Required task. Exactly reproduce the lines that follow.

Data excerpts.
☆ ☆ ☆ ☆ ☆
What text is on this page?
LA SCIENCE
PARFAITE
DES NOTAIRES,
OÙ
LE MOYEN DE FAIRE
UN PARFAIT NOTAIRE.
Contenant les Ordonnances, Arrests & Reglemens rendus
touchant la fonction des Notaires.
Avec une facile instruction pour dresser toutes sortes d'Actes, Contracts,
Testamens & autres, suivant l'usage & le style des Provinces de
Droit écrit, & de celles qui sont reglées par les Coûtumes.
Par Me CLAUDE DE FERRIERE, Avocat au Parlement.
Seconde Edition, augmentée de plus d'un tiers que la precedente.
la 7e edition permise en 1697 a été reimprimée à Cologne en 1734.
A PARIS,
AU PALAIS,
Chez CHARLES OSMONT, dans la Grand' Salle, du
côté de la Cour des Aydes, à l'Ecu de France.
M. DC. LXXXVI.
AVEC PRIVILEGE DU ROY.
☆ ☆ ☆ ☆ ☆
Solution.
What text is on this page?
LA SCIENCE
PARFAITE
DES NOTAIRES,
OÙ
LE MOYEN DE FAIRE
UN PARFAIT NOTAIRE.
Contenant les Ordonnances, Arrests & Reglemens rendus
touchant la fonction des Notaires.
Avec une facile instruction pour dresser toutes sortes d'Actes, Contracts,
Testamens & autres, suivant l'usage & le style des Provinces de
Droit écrit, & de celles qui sont reglées par les Coûtumes.
Par Me CLAUDE DE FERRIERE, Avocat au Parlement.
Seconde Edition, augmentée de plus d'un tiers que la precedente.
la 7e edition permise en 1697 a été reimprimée à Cologne en 1734.
A PARIS,
AU PALAIS,
Chez CHARLES OSMONT, dans la Grand' Salle, du
côté de la Cour des Aydes, à l'Ecu de France.
M. DC. LXXXVI.
AVEC PRIVILEGE DU ROY.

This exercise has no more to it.